Task goal →
Every line below that contains "JSON" is to be copied.

§ §

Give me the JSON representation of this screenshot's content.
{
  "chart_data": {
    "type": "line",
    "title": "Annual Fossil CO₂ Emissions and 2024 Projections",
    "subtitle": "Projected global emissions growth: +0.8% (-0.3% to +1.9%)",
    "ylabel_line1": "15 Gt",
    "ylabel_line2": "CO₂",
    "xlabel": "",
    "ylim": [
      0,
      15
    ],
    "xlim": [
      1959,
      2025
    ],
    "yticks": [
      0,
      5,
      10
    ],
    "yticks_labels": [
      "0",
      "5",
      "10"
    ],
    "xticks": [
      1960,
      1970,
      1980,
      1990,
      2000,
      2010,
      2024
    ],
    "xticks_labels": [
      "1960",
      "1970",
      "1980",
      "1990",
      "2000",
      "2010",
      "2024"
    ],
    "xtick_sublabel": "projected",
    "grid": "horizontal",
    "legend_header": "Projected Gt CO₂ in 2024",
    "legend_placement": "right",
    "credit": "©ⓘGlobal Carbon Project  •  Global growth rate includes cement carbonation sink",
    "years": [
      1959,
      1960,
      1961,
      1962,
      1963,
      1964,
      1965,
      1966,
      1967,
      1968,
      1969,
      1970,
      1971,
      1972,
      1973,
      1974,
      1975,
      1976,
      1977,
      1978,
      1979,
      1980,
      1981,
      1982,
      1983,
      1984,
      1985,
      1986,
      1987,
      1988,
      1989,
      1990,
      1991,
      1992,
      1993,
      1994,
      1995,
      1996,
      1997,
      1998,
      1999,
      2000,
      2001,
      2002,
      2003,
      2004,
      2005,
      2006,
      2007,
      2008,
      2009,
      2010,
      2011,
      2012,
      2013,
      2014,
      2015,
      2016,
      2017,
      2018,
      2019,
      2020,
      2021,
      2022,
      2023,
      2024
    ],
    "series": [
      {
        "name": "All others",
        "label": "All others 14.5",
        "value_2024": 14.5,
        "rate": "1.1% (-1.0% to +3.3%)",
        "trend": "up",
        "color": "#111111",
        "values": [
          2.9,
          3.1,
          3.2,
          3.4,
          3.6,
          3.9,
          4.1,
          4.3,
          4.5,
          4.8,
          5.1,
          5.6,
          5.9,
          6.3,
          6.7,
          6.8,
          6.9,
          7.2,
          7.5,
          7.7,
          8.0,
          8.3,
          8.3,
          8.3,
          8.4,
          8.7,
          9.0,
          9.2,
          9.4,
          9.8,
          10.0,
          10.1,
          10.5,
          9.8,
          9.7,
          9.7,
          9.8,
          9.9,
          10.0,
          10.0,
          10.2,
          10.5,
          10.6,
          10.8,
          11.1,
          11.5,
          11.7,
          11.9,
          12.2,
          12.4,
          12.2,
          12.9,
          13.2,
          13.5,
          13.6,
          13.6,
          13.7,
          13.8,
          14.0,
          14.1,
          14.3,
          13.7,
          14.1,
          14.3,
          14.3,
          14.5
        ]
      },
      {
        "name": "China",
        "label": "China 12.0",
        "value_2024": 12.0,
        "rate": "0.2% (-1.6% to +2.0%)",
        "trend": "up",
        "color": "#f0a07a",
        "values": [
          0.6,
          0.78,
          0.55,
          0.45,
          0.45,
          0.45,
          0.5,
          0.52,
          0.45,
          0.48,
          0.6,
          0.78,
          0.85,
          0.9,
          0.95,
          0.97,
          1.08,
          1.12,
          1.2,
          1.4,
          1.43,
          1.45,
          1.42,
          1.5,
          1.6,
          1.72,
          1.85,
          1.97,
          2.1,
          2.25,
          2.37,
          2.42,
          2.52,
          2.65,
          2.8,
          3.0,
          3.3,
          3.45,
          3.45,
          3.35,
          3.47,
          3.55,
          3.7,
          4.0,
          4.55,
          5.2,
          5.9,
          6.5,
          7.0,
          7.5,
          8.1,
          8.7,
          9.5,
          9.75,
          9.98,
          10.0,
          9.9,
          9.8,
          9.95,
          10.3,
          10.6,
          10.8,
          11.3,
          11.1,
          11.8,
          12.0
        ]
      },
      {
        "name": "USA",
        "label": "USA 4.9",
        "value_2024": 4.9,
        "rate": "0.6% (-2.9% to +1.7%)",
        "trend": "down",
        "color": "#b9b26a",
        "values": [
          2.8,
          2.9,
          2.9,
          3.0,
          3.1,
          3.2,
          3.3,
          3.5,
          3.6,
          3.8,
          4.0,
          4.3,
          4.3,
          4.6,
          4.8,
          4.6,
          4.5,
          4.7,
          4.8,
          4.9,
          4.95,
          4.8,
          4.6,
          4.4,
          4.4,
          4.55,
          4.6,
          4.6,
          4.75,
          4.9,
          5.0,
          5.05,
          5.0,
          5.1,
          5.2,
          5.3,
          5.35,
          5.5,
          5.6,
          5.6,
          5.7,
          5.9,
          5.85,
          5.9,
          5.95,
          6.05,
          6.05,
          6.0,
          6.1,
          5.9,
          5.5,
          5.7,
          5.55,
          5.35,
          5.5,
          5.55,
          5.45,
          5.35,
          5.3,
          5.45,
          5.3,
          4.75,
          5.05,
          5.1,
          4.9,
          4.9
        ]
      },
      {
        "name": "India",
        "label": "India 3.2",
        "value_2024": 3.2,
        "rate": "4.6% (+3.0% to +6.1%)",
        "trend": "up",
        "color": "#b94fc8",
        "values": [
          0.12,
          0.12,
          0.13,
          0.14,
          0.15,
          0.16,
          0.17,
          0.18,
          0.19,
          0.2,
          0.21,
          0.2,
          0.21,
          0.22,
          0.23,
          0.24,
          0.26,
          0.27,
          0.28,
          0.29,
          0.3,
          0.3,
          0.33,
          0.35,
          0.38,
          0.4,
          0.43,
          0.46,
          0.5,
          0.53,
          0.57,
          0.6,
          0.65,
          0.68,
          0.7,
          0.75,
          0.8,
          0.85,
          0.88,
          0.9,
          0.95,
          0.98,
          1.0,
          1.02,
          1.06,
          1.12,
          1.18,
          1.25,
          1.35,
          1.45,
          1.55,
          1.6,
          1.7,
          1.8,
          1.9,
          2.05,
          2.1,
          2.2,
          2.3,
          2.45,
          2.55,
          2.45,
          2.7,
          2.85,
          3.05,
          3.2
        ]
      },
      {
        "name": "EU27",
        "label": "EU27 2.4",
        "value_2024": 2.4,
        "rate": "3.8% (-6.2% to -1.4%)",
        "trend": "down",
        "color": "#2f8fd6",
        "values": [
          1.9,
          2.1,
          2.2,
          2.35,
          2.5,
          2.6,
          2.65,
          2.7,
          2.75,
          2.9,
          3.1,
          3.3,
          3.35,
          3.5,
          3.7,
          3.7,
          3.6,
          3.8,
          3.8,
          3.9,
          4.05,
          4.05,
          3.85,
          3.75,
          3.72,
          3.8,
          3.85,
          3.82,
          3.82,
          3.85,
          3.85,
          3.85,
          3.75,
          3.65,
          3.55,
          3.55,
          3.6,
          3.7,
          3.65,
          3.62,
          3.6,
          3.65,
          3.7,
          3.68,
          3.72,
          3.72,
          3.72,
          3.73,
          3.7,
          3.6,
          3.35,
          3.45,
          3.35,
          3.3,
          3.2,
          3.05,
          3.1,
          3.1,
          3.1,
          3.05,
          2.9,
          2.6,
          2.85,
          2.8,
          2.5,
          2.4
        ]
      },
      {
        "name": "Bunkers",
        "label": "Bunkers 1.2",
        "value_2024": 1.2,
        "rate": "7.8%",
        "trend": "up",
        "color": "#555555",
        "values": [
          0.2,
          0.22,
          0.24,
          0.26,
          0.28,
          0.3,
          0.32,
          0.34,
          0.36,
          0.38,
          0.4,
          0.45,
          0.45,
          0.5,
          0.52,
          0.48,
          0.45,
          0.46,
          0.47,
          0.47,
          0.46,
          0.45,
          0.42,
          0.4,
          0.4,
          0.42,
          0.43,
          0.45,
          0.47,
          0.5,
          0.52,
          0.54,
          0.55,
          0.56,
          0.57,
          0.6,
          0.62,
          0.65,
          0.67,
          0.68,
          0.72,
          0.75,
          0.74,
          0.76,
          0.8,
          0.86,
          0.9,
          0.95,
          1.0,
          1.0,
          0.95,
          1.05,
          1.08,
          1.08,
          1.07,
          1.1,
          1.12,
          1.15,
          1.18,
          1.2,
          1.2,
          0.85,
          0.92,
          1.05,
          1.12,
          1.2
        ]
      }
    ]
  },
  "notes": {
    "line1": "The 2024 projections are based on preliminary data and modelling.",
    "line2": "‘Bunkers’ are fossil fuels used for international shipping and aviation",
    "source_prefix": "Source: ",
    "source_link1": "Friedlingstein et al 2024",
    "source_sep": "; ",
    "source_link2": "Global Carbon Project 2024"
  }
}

§ §

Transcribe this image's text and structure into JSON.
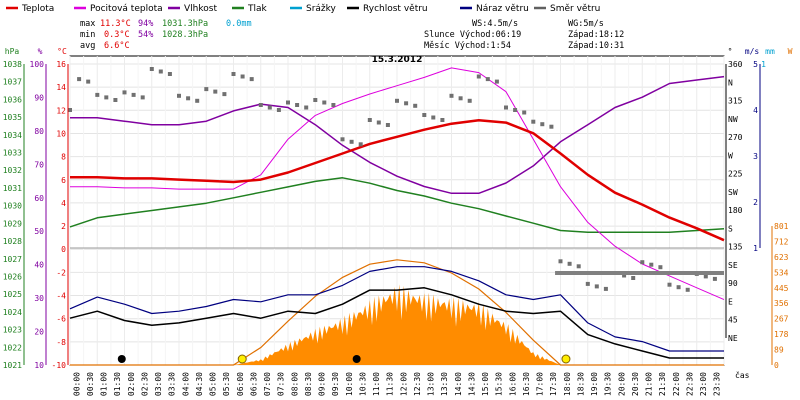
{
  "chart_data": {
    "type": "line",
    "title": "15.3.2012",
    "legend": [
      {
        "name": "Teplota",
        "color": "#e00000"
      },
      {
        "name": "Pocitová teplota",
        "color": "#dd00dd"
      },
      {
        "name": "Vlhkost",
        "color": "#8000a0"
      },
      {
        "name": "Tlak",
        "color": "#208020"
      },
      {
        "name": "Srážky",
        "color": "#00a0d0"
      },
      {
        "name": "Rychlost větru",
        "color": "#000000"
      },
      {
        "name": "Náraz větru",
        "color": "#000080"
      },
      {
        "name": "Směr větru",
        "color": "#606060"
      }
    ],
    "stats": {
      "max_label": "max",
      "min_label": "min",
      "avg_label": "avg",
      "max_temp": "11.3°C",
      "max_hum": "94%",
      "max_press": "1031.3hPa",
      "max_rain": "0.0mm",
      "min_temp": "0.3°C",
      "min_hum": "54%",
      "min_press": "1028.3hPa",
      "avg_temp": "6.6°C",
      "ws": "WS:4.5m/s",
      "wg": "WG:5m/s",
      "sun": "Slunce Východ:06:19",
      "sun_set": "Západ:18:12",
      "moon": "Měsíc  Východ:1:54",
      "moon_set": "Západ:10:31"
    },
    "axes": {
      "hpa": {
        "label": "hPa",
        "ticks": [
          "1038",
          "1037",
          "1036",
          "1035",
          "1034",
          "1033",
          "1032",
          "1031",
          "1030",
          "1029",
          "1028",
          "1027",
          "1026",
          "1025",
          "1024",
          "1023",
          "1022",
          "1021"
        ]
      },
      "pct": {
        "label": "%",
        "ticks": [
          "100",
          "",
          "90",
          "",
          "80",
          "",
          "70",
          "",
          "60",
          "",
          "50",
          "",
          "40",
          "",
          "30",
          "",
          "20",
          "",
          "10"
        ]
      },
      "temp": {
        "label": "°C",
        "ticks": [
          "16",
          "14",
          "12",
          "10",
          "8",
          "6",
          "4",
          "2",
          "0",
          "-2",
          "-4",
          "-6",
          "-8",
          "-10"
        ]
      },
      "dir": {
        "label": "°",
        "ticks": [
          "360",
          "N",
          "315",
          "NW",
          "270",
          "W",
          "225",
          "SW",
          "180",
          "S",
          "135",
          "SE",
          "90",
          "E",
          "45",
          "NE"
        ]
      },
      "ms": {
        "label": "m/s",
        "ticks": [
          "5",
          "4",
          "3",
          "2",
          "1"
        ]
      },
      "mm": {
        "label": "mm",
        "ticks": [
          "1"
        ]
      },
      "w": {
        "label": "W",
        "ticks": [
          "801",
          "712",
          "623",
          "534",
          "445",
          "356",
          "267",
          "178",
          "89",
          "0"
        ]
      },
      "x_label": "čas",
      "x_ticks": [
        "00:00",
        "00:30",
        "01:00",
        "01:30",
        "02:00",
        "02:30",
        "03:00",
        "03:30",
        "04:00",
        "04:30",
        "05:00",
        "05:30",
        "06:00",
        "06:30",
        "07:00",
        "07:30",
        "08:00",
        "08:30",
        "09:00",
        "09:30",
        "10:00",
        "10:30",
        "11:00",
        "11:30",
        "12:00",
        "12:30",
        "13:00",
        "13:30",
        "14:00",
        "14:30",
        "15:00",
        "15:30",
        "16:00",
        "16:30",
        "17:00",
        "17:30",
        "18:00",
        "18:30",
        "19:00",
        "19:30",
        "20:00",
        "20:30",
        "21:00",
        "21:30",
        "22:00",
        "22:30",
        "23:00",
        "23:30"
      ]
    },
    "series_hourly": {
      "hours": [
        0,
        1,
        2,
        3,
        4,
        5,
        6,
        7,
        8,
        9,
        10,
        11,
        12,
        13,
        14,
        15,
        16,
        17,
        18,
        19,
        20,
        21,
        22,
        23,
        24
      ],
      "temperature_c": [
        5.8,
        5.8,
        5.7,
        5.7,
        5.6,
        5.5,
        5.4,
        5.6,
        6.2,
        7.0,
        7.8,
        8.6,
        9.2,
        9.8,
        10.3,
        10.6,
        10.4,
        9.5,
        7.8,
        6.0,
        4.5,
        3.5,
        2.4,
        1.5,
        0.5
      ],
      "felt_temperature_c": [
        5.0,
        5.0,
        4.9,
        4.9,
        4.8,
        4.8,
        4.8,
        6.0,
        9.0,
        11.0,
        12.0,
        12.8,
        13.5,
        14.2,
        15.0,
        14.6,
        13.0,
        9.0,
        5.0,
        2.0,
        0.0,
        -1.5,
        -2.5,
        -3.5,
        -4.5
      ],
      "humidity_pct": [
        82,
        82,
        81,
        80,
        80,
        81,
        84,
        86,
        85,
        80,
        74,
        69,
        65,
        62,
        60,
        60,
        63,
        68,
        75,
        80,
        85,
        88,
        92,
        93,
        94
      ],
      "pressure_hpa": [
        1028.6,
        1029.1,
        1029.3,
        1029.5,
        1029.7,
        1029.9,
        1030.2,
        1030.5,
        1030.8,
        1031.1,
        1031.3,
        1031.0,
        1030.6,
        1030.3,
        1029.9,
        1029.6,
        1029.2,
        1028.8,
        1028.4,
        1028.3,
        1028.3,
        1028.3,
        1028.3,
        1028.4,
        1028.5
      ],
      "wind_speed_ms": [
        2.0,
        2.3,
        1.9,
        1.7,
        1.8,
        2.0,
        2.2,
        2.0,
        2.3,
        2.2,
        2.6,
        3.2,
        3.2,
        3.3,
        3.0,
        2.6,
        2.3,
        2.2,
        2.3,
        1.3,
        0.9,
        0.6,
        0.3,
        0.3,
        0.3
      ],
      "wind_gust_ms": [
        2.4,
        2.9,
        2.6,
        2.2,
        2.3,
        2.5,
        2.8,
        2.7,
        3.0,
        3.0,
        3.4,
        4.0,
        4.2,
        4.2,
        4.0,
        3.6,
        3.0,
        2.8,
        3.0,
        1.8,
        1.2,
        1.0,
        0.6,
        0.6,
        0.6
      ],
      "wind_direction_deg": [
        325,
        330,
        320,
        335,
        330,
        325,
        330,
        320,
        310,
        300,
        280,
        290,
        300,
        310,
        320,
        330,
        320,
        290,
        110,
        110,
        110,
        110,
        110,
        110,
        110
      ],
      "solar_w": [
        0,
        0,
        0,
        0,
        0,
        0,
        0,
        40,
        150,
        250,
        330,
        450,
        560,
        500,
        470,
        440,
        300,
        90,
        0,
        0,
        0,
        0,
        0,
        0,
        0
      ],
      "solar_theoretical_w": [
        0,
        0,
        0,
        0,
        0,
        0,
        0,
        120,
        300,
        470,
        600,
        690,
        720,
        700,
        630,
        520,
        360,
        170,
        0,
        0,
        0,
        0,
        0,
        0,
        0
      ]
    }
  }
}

§ §

Complete response →
Give me the JSON representation of this screenshot's content.
Transcribe this image's text and structure into JSON.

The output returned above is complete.